Begin Records to process

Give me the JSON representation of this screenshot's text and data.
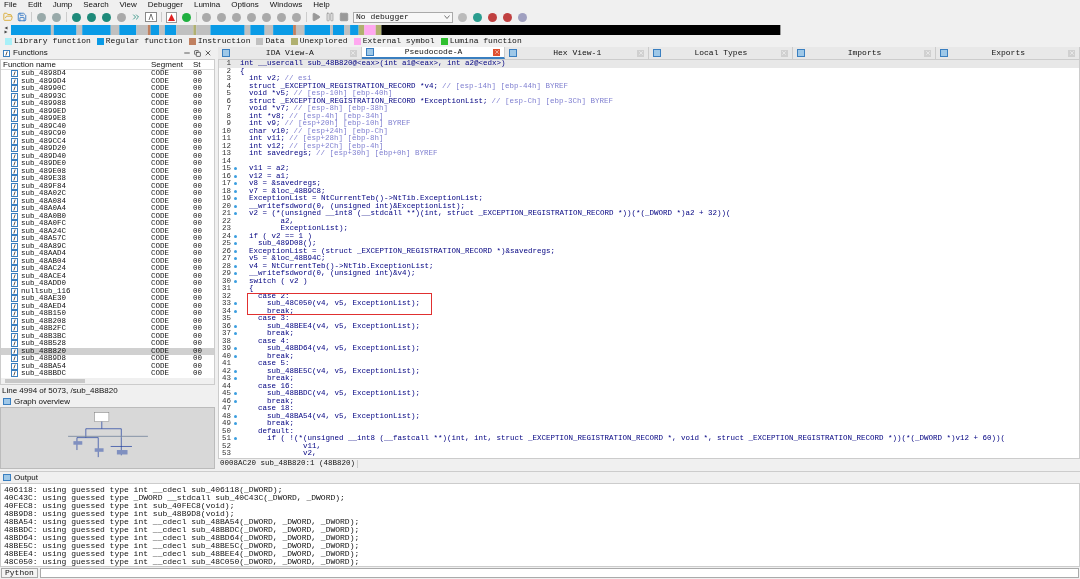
{
  "menu": [
    "File",
    "Edit",
    "Jump",
    "Search",
    "View",
    "Debugger",
    "Lumina",
    "Options",
    "Windows",
    "Help"
  ],
  "toolbar": {
    "debugger_select": "No debugger"
  },
  "legend": [
    {
      "label": "Library function",
      "color": "#a8f0f8"
    },
    {
      "label": "Regular function",
      "color": "#0a9be6"
    },
    {
      "label": "Instruction",
      "color": "#c08060"
    },
    {
      "label": "Data",
      "color": "#c0c0c0"
    },
    {
      "label": "Unexplored",
      "color": "#b0b070"
    },
    {
      "label": "External symbol",
      "color": "#ffa8f0"
    },
    {
      "label": "Lumina function",
      "color": "#30c030"
    }
  ],
  "functions": {
    "title": "Functions",
    "columns": [
      "Function name",
      "Segment",
      "St"
    ],
    "rows": [
      {
        "name": "sub_4898D4",
        "segment": "CODE",
        "st": "00",
        "selected": false
      },
      {
        "name": "sub_4899D4",
        "segment": "CODE",
        "st": "00",
        "selected": false
      },
      {
        "name": "sub_48990C",
        "segment": "CODE",
        "st": "00",
        "selected": false
      },
      {
        "name": "sub_48993C",
        "segment": "CODE",
        "st": "00",
        "selected": false
      },
      {
        "name": "sub_489988",
        "segment": "CODE",
        "st": "00",
        "selected": false
      },
      {
        "name": "sub_4899ED",
        "segment": "CODE",
        "st": "00",
        "selected": false
      },
      {
        "name": "sub_4899E8",
        "segment": "CODE",
        "st": "00",
        "selected": false
      },
      {
        "name": "sub_489C40",
        "segment": "CODE",
        "st": "00",
        "selected": false
      },
      {
        "name": "sub_489C90",
        "segment": "CODE",
        "st": "00",
        "selected": false
      },
      {
        "name": "sub_489CC4",
        "segment": "CODE",
        "st": "00",
        "selected": false
      },
      {
        "name": "sub_489D20",
        "segment": "CODE",
        "st": "00",
        "selected": false
      },
      {
        "name": "sub_489D40",
        "segment": "CODE",
        "st": "00",
        "selected": false
      },
      {
        "name": "sub_489DE0",
        "segment": "CODE",
        "st": "00",
        "selected": false
      },
      {
        "name": "sub_489E08",
        "segment": "CODE",
        "st": "00",
        "selected": false
      },
      {
        "name": "sub_489E38",
        "segment": "CODE",
        "st": "00",
        "selected": false
      },
      {
        "name": "sub_489F84",
        "segment": "CODE",
        "st": "00",
        "selected": false
      },
      {
        "name": "sub_48A02C",
        "segment": "CODE",
        "st": "00",
        "selected": false
      },
      {
        "name": "sub_48A084",
        "segment": "CODE",
        "st": "00",
        "selected": false
      },
      {
        "name": "sub_48A0A4",
        "segment": "CODE",
        "st": "00",
        "selected": false
      },
      {
        "name": "sub_48A0B0",
        "segment": "CODE",
        "st": "00",
        "selected": false
      },
      {
        "name": "sub_48A0FC",
        "segment": "CODE",
        "st": "00",
        "selected": false
      },
      {
        "name": "sub_48A24C",
        "segment": "CODE",
        "st": "00",
        "selected": false
      },
      {
        "name": "sub_48A57C",
        "segment": "CODE",
        "st": "00",
        "selected": false
      },
      {
        "name": "sub_48A89C",
        "segment": "CODE",
        "st": "00",
        "selected": false
      },
      {
        "name": "sub_48AAD4",
        "segment": "CODE",
        "st": "00",
        "selected": false
      },
      {
        "name": "sub_48AB04",
        "segment": "CODE",
        "st": "00",
        "selected": false
      },
      {
        "name": "sub_48AC24",
        "segment": "CODE",
        "st": "00",
        "selected": false
      },
      {
        "name": "sub_48ACE4",
        "segment": "CODE",
        "st": "00",
        "selected": false
      },
      {
        "name": "sub_48ADD0",
        "segment": "CODE",
        "st": "00",
        "selected": false
      },
      {
        "name": "nullsub_116",
        "segment": "CODE",
        "st": "00",
        "selected": false
      },
      {
        "name": "sub_48AE30",
        "segment": "CODE",
        "st": "00",
        "selected": false
      },
      {
        "name": "sub_48AED4",
        "segment": "CODE",
        "st": "00",
        "selected": false
      },
      {
        "name": "sub_48B150",
        "segment": "CODE",
        "st": "00",
        "selected": false
      },
      {
        "name": "sub_48B208",
        "segment": "CODE",
        "st": "00",
        "selected": false
      },
      {
        "name": "sub_48B2FC",
        "segment": "CODE",
        "st": "00",
        "selected": false
      },
      {
        "name": "sub_48B3BC",
        "segment": "CODE",
        "st": "00",
        "selected": false
      },
      {
        "name": "sub_48B528",
        "segment": "CODE",
        "st": "00",
        "selected": false
      },
      {
        "name": "sub_48B820",
        "segment": "CODE",
        "st": "00",
        "selected": true
      },
      {
        "name": "sub_48B9D8",
        "segment": "CODE",
        "st": "00",
        "selected": false
      },
      {
        "name": "sub_48BA54",
        "segment": "CODE",
        "st": "00",
        "selected": false
      },
      {
        "name": "sub_48BBDC",
        "segment": "CODE",
        "st": "00",
        "selected": false
      }
    ],
    "status": "Line 4994 of 5073, /sub_48B820"
  },
  "graph_overview": {
    "title": "Graph overview"
  },
  "tabs": [
    {
      "label": "IDA View-A",
      "selected": false
    },
    {
      "label": "Pseudocode-A",
      "selected": true
    },
    {
      "label": "Hex View-1",
      "selected": false
    },
    {
      "label": "Local Types",
      "selected": false
    },
    {
      "label": "Imports",
      "selected": false
    },
    {
      "label": "Exports",
      "selected": false
    }
  ],
  "code": {
    "lines": [
      {
        "number": "1",
        "text": "int __usercall sub_48B820@<eax>(int a1@<eax>, int a2@<edx>)",
        "dot": false,
        "boxed": false
      },
      {
        "number": "2",
        "text": "{",
        "dot": false,
        "boxed": false
      },
      {
        "number": "3",
        "text": "  int v2;",
        "comment": "// esi",
        "dot": false,
        "boxed": false
      },
      {
        "number": "4",
        "text": "  struct _EXCEPTION_REGISTRATION_RECORD *v4;",
        "comment": "// [esp-14h] [ebp-44h] BYREF",
        "dot": false,
        "boxed": false
      },
      {
        "number": "5",
        "text": "  void *v5;",
        "comment": "// [esp-10h] [ebp-40h]",
        "dot": false,
        "boxed": false
      },
      {
        "number": "6",
        "text": "  struct _EXCEPTION_REGISTRATION_RECORD *ExceptionList;",
        "comment": "// [esp-Ch] [ebp-3Ch] BYREF",
        "dot": false,
        "boxed": false
      },
      {
        "number": "7",
        "text": "  void *v7;",
        "comment": "// [esp-8h] [ebp-38h]",
        "dot": false,
        "boxed": false
      },
      {
        "number": "8",
        "text": "  int *v8;",
        "comment": "// [esp-4h] [ebp-34h]",
        "dot": false,
        "boxed": false
      },
      {
        "number": "9",
        "text": "  int v9;",
        "comment": "// [esp+20h] [ebp-10h] BYREF",
        "dot": false,
        "boxed": false
      },
      {
        "number": "10",
        "text": "  char v10;",
        "comment": "// [esp+24h] [ebp-Ch]",
        "dot": false,
        "boxed": false
      },
      {
        "number": "11",
        "text": "  int v11;",
        "comment": "// [esp+28h] [ebp-8h]",
        "dot": false,
        "boxed": false
      },
      {
        "number": "12",
        "text": "  int v12;",
        "comment": "// [esp+2Ch] [ebp-4h]",
        "dot": false,
        "boxed": false
      },
      {
        "number": "13",
        "text": "  int savedregs;",
        "comment": "// [esp+30h] [ebp+0h] BYREF",
        "dot": false,
        "boxed": false
      },
      {
        "number": "14",
        "dot": false,
        "boxed": false
      },
      {
        "number": "15",
        "text": "  v11 = a2;",
        "dot": true,
        "boxed": false
      },
      {
        "number": "16",
        "text": "  v12 = a1;",
        "dot": true,
        "boxed": false
      },
      {
        "number": "17",
        "text": "  v8 = &savedregs;",
        "dot": true,
        "boxed": false
      },
      {
        "number": "18",
        "text": "  v7 = &loc_48B9C8;",
        "dot": true,
        "boxed": false
      },
      {
        "number": "19",
        "text": "  ExceptionList = NtCurrentTeb()->NtTib.ExceptionList;",
        "dot": true,
        "boxed": false
      },
      {
        "number": "20",
        "text": "  __writefsdword(0, (unsigned int)&ExceptionList);",
        "dot": true,
        "boxed": false
      },
      {
        "number": "21",
        "text": "  v2 = (*(unsigned __int8 (__stdcall **)(int, struct _EXCEPTION_REGISTRATION_RECORD *))(*(_DWORD *)a2 + 32))(",
        "dot": true,
        "boxed": false
      },
      {
        "number": "22",
        "text": "         a2,",
        "dot": false,
        "boxed": false
      },
      {
        "number": "23",
        "text": "         ExceptionList);",
        "dot": false,
        "boxed": false
      },
      {
        "number": "24",
        "text": "  if ( v2 == 1 )",
        "dot": true,
        "boxed": false
      },
      {
        "number": "25",
        "text": "    sub_489D08();",
        "dot": true,
        "boxed": false
      },
      {
        "number": "26",
        "text": "  ExceptionList = (struct _EXCEPTION_REGISTRATION_RECORD *)&savedregs;",
        "dot": true,
        "boxed": false
      },
      {
        "number": "27",
        "text": "  v5 = &loc_48B94C;",
        "dot": true,
        "boxed": false
      },
      {
        "number": "28",
        "text": "  v4 = NtCurrentTeb()->NtTib.ExceptionList;",
        "dot": true,
        "boxed": false
      },
      {
        "number": "29",
        "text": "  __writefsdword(0, (unsigned int)&v4);",
        "dot": true,
        "boxed": false
      },
      {
        "number": "30",
        "text": "  switch ( v2 )",
        "dot": true,
        "boxed": false
      },
      {
        "number": "31",
        "text": "  {",
        "dot": false,
        "boxed": false
      },
      {
        "number": "32",
        "text": "    case 2:",
        "dot": false,
        "boxed": true
      },
      {
        "number": "33",
        "text": "      sub_48C050(v4, v5, ExceptionList);",
        "dot": true,
        "boxed": true
      },
      {
        "number": "34",
        "text": "      break;",
        "dot": true,
        "boxed": true
      },
      {
        "number": "35",
        "text": "    case 3:",
        "dot": false,
        "boxed": false
      },
      {
        "number": "36",
        "text": "      sub_48BEE4(v4, v5, ExceptionList);",
        "dot": true,
        "boxed": false
      },
      {
        "number": "37",
        "text": "      break;",
        "dot": true,
        "boxed": false
      },
      {
        "number": "38",
        "text": "    case 4:",
        "dot": false,
        "boxed": false
      },
      {
        "number": "39",
        "text": "      sub_48BD64(v4, v5, ExceptionList);",
        "dot": true,
        "boxed": false
      },
      {
        "number": "40",
        "text": "      break;",
        "dot": true,
        "boxed": false
      },
      {
        "number": "41",
        "text": "    case 5:",
        "dot": false,
        "boxed": false
      },
      {
        "number": "42",
        "text": "      sub_48BE5C(v4, v5, ExceptionList);",
        "dot": true,
        "boxed": false
      },
      {
        "number": "43",
        "text": "      break;",
        "dot": true,
        "boxed": false
      },
      {
        "number": "44",
        "text": "    case 16:",
        "dot": false,
        "boxed": false
      },
      {
        "number": "45",
        "text": "      sub_48BBDC(v4, v5, ExceptionList);",
        "dot": true,
        "boxed": false
      },
      {
        "number": "46",
        "text": "      break;",
        "dot": true,
        "boxed": false
      },
      {
        "number": "47",
        "text": "    case 18:",
        "dot": false,
        "boxed": false
      },
      {
        "number": "48",
        "text": "      sub_48BA54(v4, v5, ExceptionList);",
        "dot": true,
        "boxed": false
      },
      {
        "number": "49",
        "text": "      break;",
        "dot": true,
        "boxed": false
      },
      {
        "number": "50",
        "text": "    default:",
        "dot": false,
        "boxed": false
      },
      {
        "number": "51",
        "text": "      if ( !(*(unsigned __int8 (__fastcall **)(int, int, struct _EXCEPTION_REGISTRATION_RECORD *, void *, struct _EXCEPTION_REGISTRATION_RECORD *))(*(_DWORD *)v12 + 60))(",
        "dot": true,
        "boxed": false
      },
      {
        "number": "52",
        "text": "              v11,",
        "dot": false,
        "boxed": false
      },
      {
        "number": "53",
        "text": "              v2,",
        "dot": false,
        "boxed": false
      }
    ],
    "status": "0008AC20 sub_48B820:1 (48B820)"
  },
  "output": {
    "title": "Output",
    "lines": [
      "406118: using guessed type int __cdecl sub_406118(_DWORD);",
      "40C43C: using guessed type _DWORD __stdcall sub_40C43C(_DWORD, _DWORD);",
      "40FEC8: using guessed type int sub_40FEC8(void);",
      "48B9D8: using guessed type int sub_48B9D8(void);",
      "48BA54: using guessed type int __cdecl sub_48BA54(_DWORD, _DWORD, _DWORD);",
      "48BBDC: using guessed type int __cdecl sub_48BBDC(_DWORD, _DWORD, _DWORD);",
      "48BD64: using guessed type int __cdecl sub_48BD64(_DWORD, _DWORD, _DWORD);",
      "48BE5C: using guessed type int __cdecl sub_48BE5C(_DWORD, _DWORD, _DWORD);",
      "48BEE4: using guessed type int __cdecl sub_48BEE4(_DWORD, _DWORD, _DWORD);",
      "48C050: using guessed type int __cdecl sub_48C050(_DWORD, _DWORD, _DWORD);"
    ],
    "python_button": "Python"
  }
}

End Records to process

Written problem: Say how many lines in the records contain the string "using", and say nothing else.

Result of this exercise: 10